==== PROVIDED MATERIAL ====

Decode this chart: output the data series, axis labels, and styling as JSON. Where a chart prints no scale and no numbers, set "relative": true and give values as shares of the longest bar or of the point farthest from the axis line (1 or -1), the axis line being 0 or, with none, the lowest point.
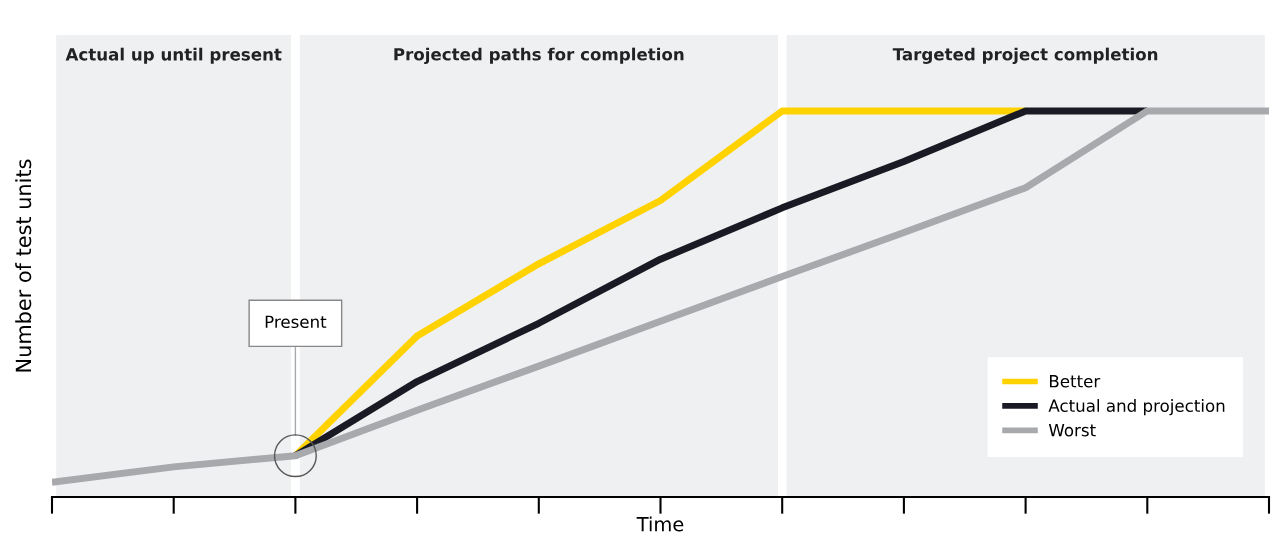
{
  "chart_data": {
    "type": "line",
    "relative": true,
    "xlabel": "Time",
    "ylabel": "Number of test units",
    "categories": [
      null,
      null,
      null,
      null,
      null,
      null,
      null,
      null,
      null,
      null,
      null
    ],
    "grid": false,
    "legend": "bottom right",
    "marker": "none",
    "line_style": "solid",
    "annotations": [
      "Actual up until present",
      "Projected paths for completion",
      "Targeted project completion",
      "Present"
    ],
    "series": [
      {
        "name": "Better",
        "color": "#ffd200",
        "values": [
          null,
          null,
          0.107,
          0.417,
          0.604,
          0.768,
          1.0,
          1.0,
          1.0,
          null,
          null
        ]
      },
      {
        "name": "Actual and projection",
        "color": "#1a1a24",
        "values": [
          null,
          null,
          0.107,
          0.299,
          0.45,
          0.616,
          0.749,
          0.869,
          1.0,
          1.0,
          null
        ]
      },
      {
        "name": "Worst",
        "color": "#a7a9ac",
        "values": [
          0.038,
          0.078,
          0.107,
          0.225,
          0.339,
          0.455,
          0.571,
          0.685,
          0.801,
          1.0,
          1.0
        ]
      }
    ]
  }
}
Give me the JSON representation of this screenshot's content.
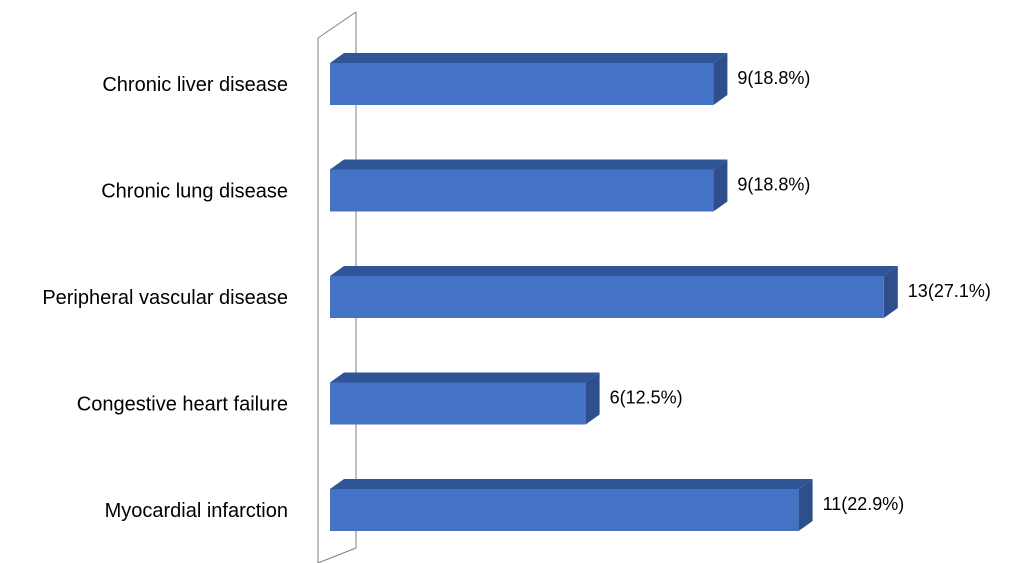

====

Write out the whole listing again, exactly, with no pictures.

TASK OUTPUT ▸
Decode this chart: output the data series, axis labels, and styling as JSON. Where a chart prints no scale and no numbers, set "relative": true and give values as shares of the longest bar or of the point farthest from the axis line (1 or -1), the axis line being 0 or, with none, the lowest point.
{
  "chart_data": {
    "type": "line",
    "relative": true,
    "xlabel": "Time",
    "ylabel": "Number of test units",
    "categories": [
      null,
      null,
      null,
      null,
      null,
      null,
      null,
      null,
      null,
      null,
      null
    ],
    "grid": false,
    "legend": "bottom right",
    "marker": "none",
    "line_style": "solid",
    "annotations": [
      "Actual up until present",
      "Projected paths for completion",
      "Targeted project completion",
      "Present"
    ],
    "series": [
      {
        "name": "Better",
        "color": "#ffd200",
        "values": [
          null,
          null,
          0.107,
          0.417,
          0.604,
          0.768,
          1.0,
          1.0,
          1.0,
          null,
          null
        ]
      },
      {
        "name": "Actual and projection",
        "color": "#1a1a24",
        "values": [
          null,
          null,
          0.107,
          0.299,
          0.45,
          0.616,
          0.749,
          0.869,
          1.0,
          1.0,
          null
        ]
      },
      {
        "name": "Worst",
        "color": "#a7a9ac",
        "values": [
          0.038,
          0.078,
          0.107,
          0.225,
          0.339,
          0.455,
          0.571,
          0.685,
          0.801,
          1.0,
          1.0
        ]
      }
    ]
  }
}
Give me the JSON representation of this screenshot's content.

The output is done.